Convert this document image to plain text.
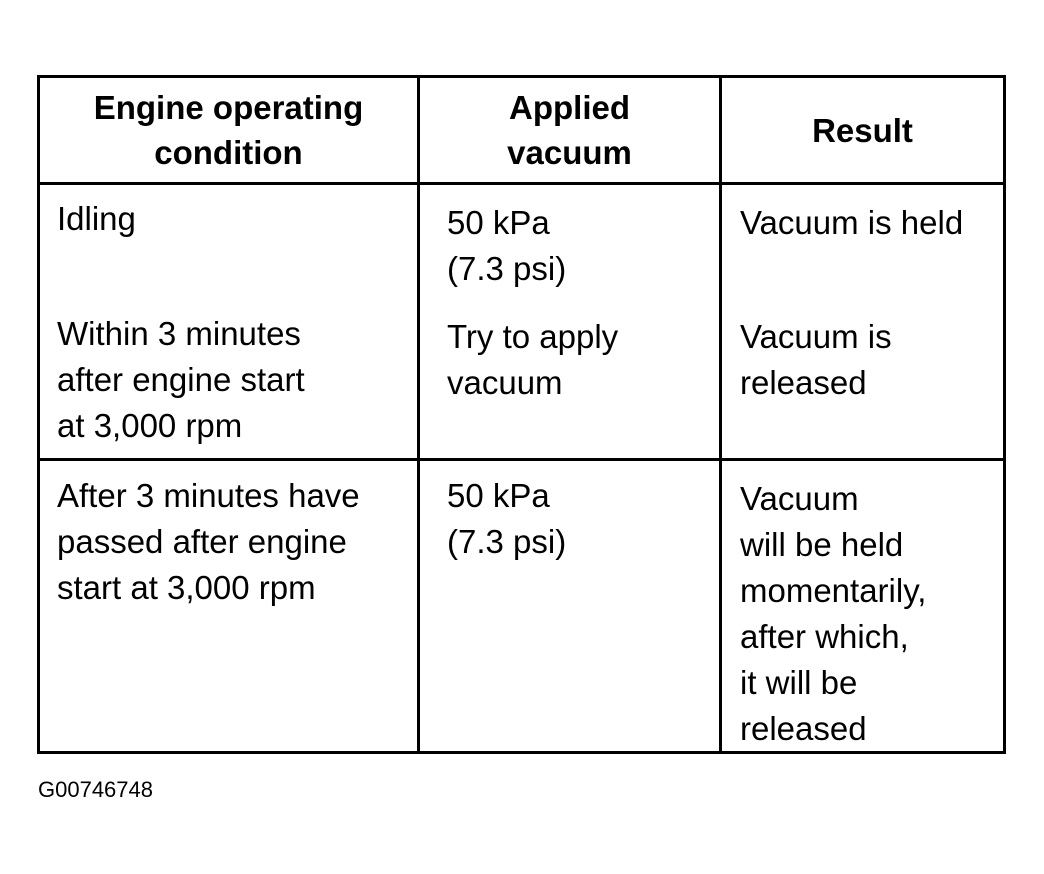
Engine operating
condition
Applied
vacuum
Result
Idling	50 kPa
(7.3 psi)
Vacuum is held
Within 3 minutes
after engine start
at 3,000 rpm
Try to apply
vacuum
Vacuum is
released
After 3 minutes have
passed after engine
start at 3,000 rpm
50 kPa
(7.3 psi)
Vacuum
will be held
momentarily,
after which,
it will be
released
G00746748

....

Write the records out again in full, exactly, and skip every picture.

Convert this document image to plain text.
Engine operating
condition
Applied
vacuum
Result
Idling	50 kPa
(7.3 psi)
Vacuum is held
Within 3 minutes
after engine start
at 3,000 rpm
Try to apply
vacuum
Vacuum is
released
After 3 minutes have
passed after engine
start at 3,000 rpm
50 kPa
(7.3 psi)
Vacuum
will be held
momentarily,
after which,
it will be
released
G00746748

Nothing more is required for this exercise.